» Written instruction
Leave out the images and repeat the listing below without a single change.
***** Supplied entries
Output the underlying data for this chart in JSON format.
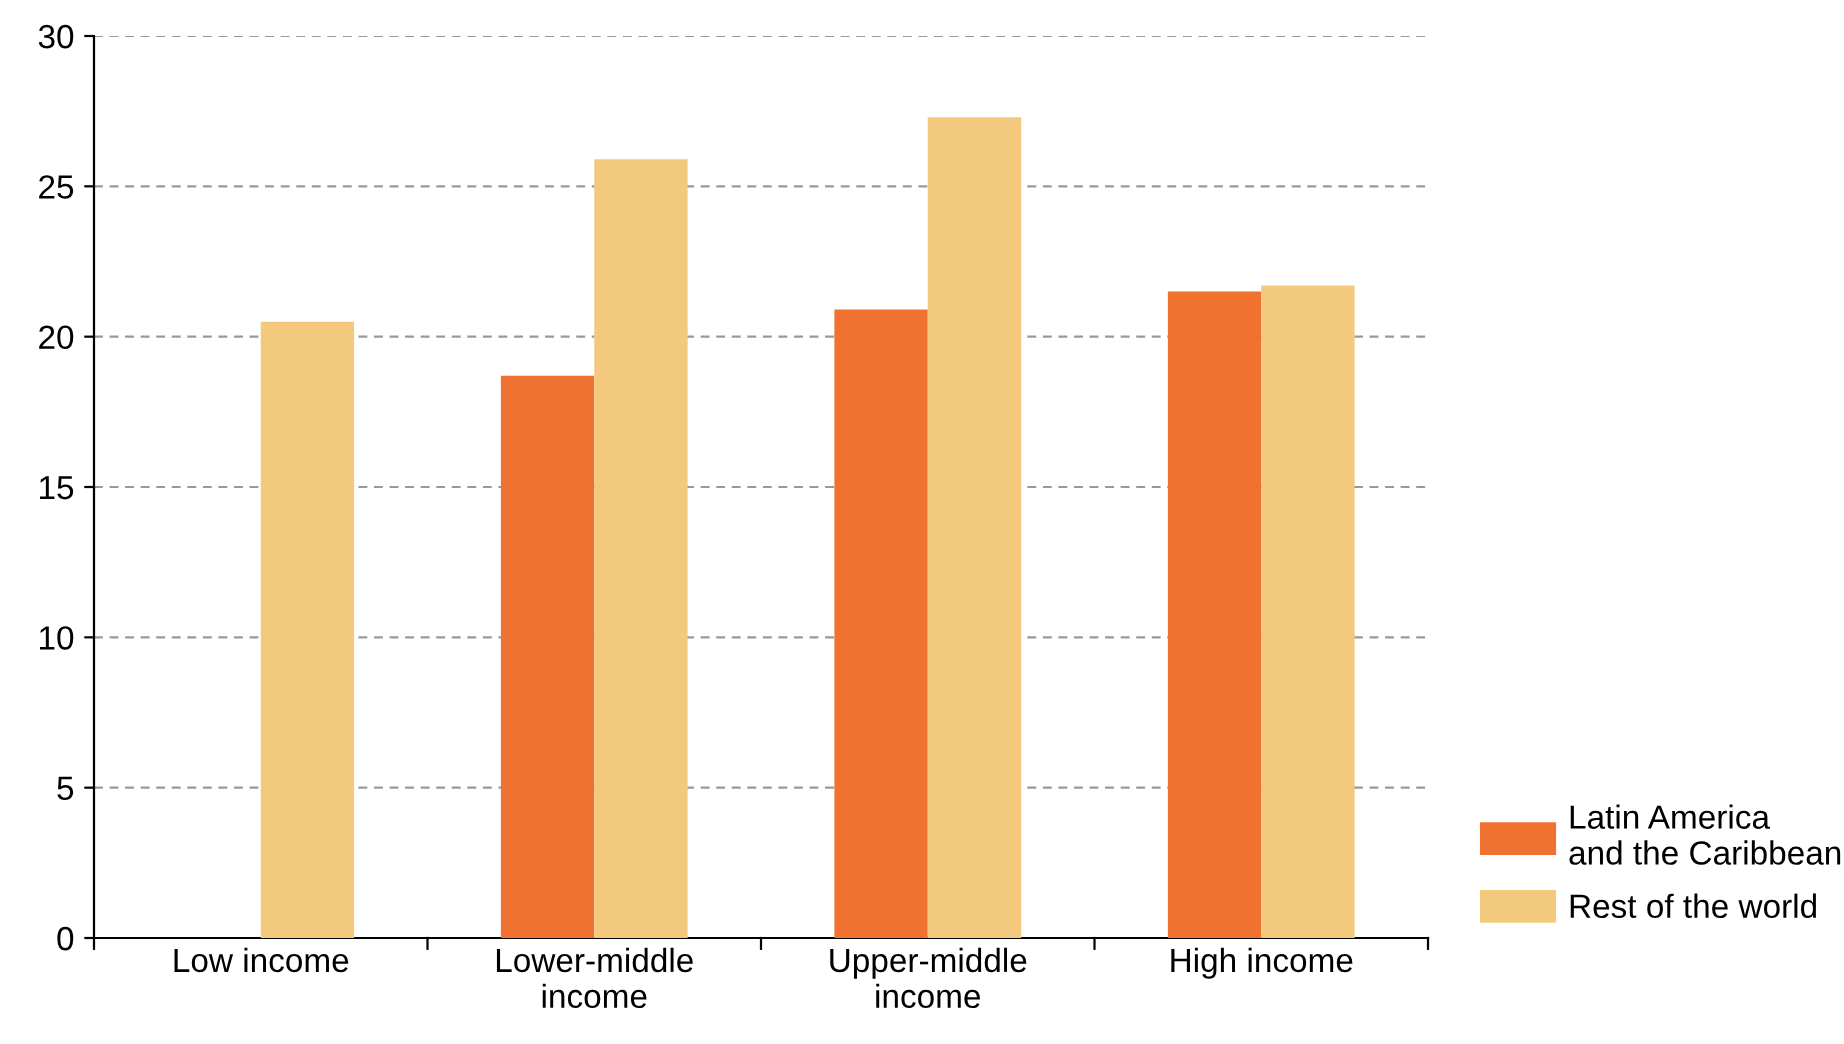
{
  "chart_data": {
    "type": "bar",
    "categories": [
      "Low income",
      "Lower-middle\nincome",
      "Upper-middle\nincome",
      "High income"
    ],
    "series": [
      {
        "name": "Latin America\nand the Caribbean",
        "color": "#f07230",
        "values": [
          null,
          18.7,
          20.9,
          21.5
        ]
      },
      {
        "name": "Rest of the world",
        "color": "#f2c97d",
        "values": [
          20.5,
          25.9,
          27.3,
          21.7
        ]
      }
    ],
    "ylim": [
      0,
      30
    ],
    "yticks": [
      0,
      5,
      10,
      15,
      20,
      25,
      30
    ],
    "grid": "y",
    "legend": "bottom right"
  }
}
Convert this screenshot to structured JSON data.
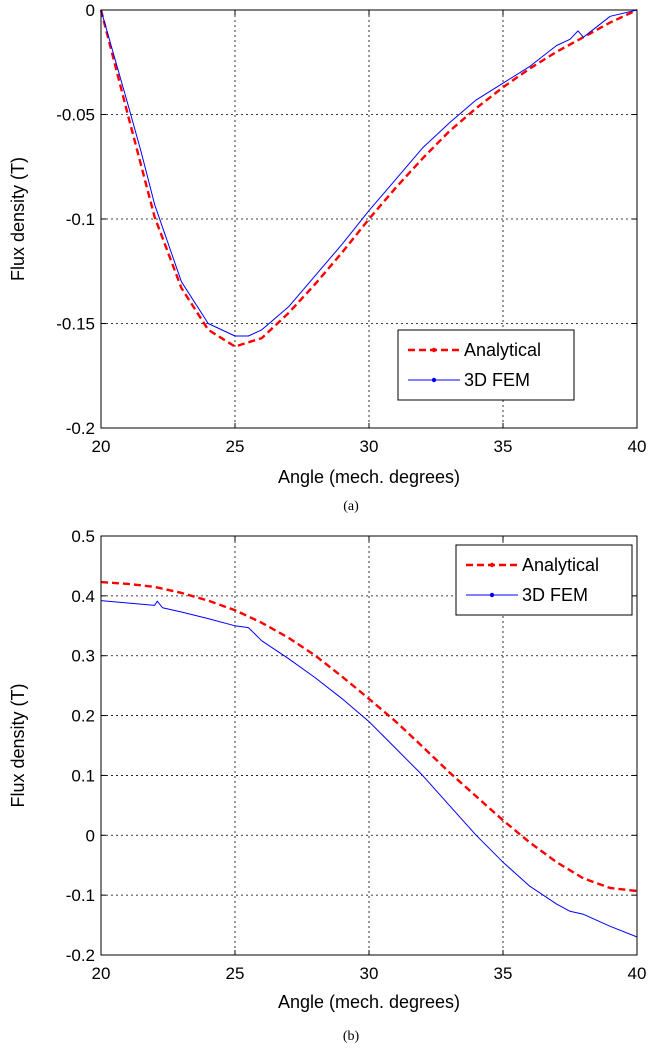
{
  "chart_data": [
    {
      "type": "line",
      "caption": "(a)",
      "xlabel": "Angle (mech. degrees)",
      "ylabel": "Flux density (T)",
      "xlim": [
        20,
        40
      ],
      "ylim": [
        -0.2,
        0
      ],
      "xticks": [
        "20",
        "25",
        "30",
        "35",
        "40"
      ],
      "yticks": [
        "-0.2",
        "-0.15",
        "-0.1",
        "-0.05",
        "0"
      ],
      "grid": true,
      "legend_position": "bottom-right",
      "series": [
        {
          "name": "Analytical",
          "color": "#ff0000",
          "style": "dashed",
          "x": [
            20,
            21,
            22,
            23,
            24,
            25,
            26,
            27,
            28,
            29,
            30,
            31,
            32,
            33,
            34,
            35,
            36,
            37,
            38,
            39,
            40
          ],
          "values": [
            0,
            -0.05,
            -0.099,
            -0.133,
            -0.153,
            -0.161,
            -0.157,
            -0.145,
            -0.131,
            -0.116,
            -0.1,
            -0.085,
            -0.071,
            -0.058,
            -0.047,
            -0.037,
            -0.028,
            -0.02,
            -0.013,
            -0.006,
            0
          ]
        },
        {
          "name": "3D FEM",
          "color": "#0000ff",
          "style": "solid",
          "x": [
            20,
            21,
            21.5,
            22,
            23,
            24,
            25,
            25.5,
            26,
            27,
            28,
            29,
            30,
            31,
            32,
            33,
            34,
            35,
            36,
            37,
            37.5,
            37.8,
            38,
            39,
            40
          ],
          "values": [
            0,
            -0.045,
            -0.068,
            -0.093,
            -0.13,
            -0.15,
            -0.156,
            -0.156,
            -0.153,
            -0.142,
            -0.127,
            -0.112,
            -0.096,
            -0.081,
            -0.066,
            -0.054,
            -0.043,
            -0.035,
            -0.027,
            -0.017,
            -0.014,
            -0.01,
            -0.013,
            -0.003,
            0
          ]
        }
      ]
    },
    {
      "type": "line",
      "caption": "(b)",
      "xlabel": "Angle (mech. degrees)",
      "ylabel": "Flux density (T)",
      "xlim": [
        20,
        40
      ],
      "ylim": [
        -0.2,
        0.5
      ],
      "xticks": [
        "20",
        "25",
        "30",
        "35",
        "40"
      ],
      "yticks": [
        "-0.2",
        "-0.1",
        "0",
        "0.1",
        "0.2",
        "0.3",
        "0.4",
        "0.5"
      ],
      "grid": true,
      "legend_position": "top-right",
      "series": [
        {
          "name": "Analytical",
          "color": "#ff0000",
          "style": "dashed",
          "x": [
            20,
            21,
            22,
            23,
            24,
            25,
            26,
            27,
            28,
            29,
            30,
            31,
            32,
            33,
            34,
            35,
            36,
            37,
            38,
            39,
            40
          ],
          "values": [
            0.423,
            0.42,
            0.415,
            0.405,
            0.392,
            0.376,
            0.355,
            0.33,
            0.3,
            0.265,
            0.228,
            0.19,
            0.148,
            0.105,
            0.065,
            0.025,
            -0.012,
            -0.045,
            -0.072,
            -0.088,
            -0.093
          ]
        },
        {
          "name": "3D FEM",
          "color": "#0000ff",
          "style": "solid",
          "x": [
            20,
            21,
            22,
            22.1,
            22.3,
            23,
            24,
            25,
            25.5,
            26,
            27,
            28,
            29,
            30,
            31,
            32,
            33,
            34,
            35,
            36,
            37,
            37.5,
            38,
            39,
            40
          ],
          "values": [
            0.392,
            0.388,
            0.384,
            0.391,
            0.38,
            0.373,
            0.362,
            0.35,
            0.347,
            0.325,
            0.295,
            0.263,
            0.228,
            0.19,
            0.145,
            0.1,
            0.05,
            0.0,
            -0.045,
            -0.085,
            -0.115,
            -0.127,
            -0.132,
            -0.152,
            -0.17
          ]
        }
      ]
    }
  ]
}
**********
» Response
Output the underlying data for this chart in JSON format.
{
  "chart_data": {
    "type": "bar",
    "categories": [
      "Low income",
      "Lower-middle\nincome",
      "Upper-middle\nincome",
      "High income"
    ],
    "series": [
      {
        "name": "Latin America\nand the Caribbean",
        "color": "#f07230",
        "values": [
          null,
          18.7,
          20.9,
          21.5
        ]
      },
      {
        "name": "Rest of the world",
        "color": "#f2c97d",
        "values": [
          20.5,
          25.9,
          27.3,
          21.7
        ]
      }
    ],
    "ylim": [
      0,
      30
    ],
    "yticks": [
      0,
      5,
      10,
      15,
      20,
      25,
      30
    ],
    "grid": "y",
    "legend": "bottom right"
  }
}
Convert this screenshot to structured JSON data.
{
  "chart_data": [
    {
      "type": "line",
      "caption": "(a)",
      "xlabel": "Angle (mech. degrees)",
      "ylabel": "Flux density (T)",
      "xlim": [
        20,
        40
      ],
      "ylim": [
        -0.2,
        0
      ],
      "xticks": [
        "20",
        "25",
        "30",
        "35",
        "40"
      ],
      "yticks": [
        "-0.2",
        "-0.15",
        "-0.1",
        "-0.05",
        "0"
      ],
      "grid": true,
      "legend_position": "bottom-right",
      "series": [
        {
          "name": "Analytical",
          "color": "#ff0000",
          "style": "dashed",
          "x": [
            20,
            21,
            22,
            23,
            24,
            25,
            26,
            27,
            28,
            29,
            30,
            31,
            32,
            33,
            34,
            35,
            36,
            37,
            38,
            39,
            40
          ],
          "values": [
            0,
            -0.05,
            -0.099,
            -0.133,
            -0.153,
            -0.161,
            -0.157,
            -0.145,
            -0.131,
            -0.116,
            -0.1,
            -0.085,
            -0.071,
            -0.058,
            -0.047,
            -0.037,
            -0.028,
            -0.02,
            -0.013,
            -0.006,
            0
          ]
        },
        {
          "name": "3D FEM",
          "color": "#0000ff",
          "style": "solid",
          "x": [
            20,
            21,
            21.5,
            22,
            23,
            24,
            25,
            25.5,
            26,
            27,
            28,
            29,
            30,
            31,
            32,
            33,
            34,
            35,
            36,
            37,
            37.5,
            37.8,
            38,
            39,
            40
          ],
          "values": [
            0,
            -0.045,
            -0.068,
            -0.093,
            -0.13,
            -0.15,
            -0.156,
            -0.156,
            -0.153,
            -0.142,
            -0.127,
            -0.112,
            -0.096,
            -0.081,
            -0.066,
            -0.054,
            -0.043,
            -0.035,
            -0.027,
            -0.017,
            -0.014,
            -0.01,
            -0.013,
            -0.003,
            0
          ]
        }
      ]
    },
    {
      "type": "line",
      "caption": "(b)",
      "xlabel": "Angle (mech. degrees)",
      "ylabel": "Flux density (T)",
      "xlim": [
        20,
        40
      ],
      "ylim": [
        -0.2,
        0.5
      ],
      "xticks": [
        "20",
        "25",
        "30",
        "35",
        "40"
      ],
      "yticks": [
        "-0.2",
        "-0.1",
        "0",
        "0.1",
        "0.2",
        "0.3",
        "0.4",
        "0.5"
      ],
      "grid": true,
      "legend_position": "top-right",
      "series": [
        {
          "name": "Analytical",
          "color": "#ff0000",
          "style": "dashed",
          "x": [
            20,
            21,
            22,
            23,
            24,
            25,
            26,
            27,
            28,
            29,
            30,
            31,
            32,
            33,
            34,
            35,
            36,
            37,
            38,
            39,
            40
          ],
          "values": [
            0.423,
            0.42,
            0.415,
            0.405,
            0.392,
            0.376,
            0.355,
            0.33,
            0.3,
            0.265,
            0.228,
            0.19,
            0.148,
            0.105,
            0.065,
            0.025,
            -0.012,
            -0.045,
            -0.072,
            -0.088,
            -0.093
          ]
        },
        {
          "name": "3D FEM",
          "color": "#0000ff",
          "style": "solid",
          "x": [
            20,
            21,
            22,
            22.1,
            22.3,
            23,
            24,
            25,
            25.5,
            26,
            27,
            28,
            29,
            30,
            31,
            32,
            33,
            34,
            35,
            36,
            37,
            37.5,
            38,
            39,
            40
          ],
          "values": [
            0.392,
            0.388,
            0.384,
            0.391,
            0.38,
            0.373,
            0.362,
            0.35,
            0.347,
            0.325,
            0.295,
            0.263,
            0.228,
            0.19,
            0.145,
            0.1,
            0.05,
            0.0,
            -0.045,
            -0.085,
            -0.115,
            -0.127,
            -0.132,
            -0.152,
            -0.17
          ]
        }
      ]
    }
  ]
}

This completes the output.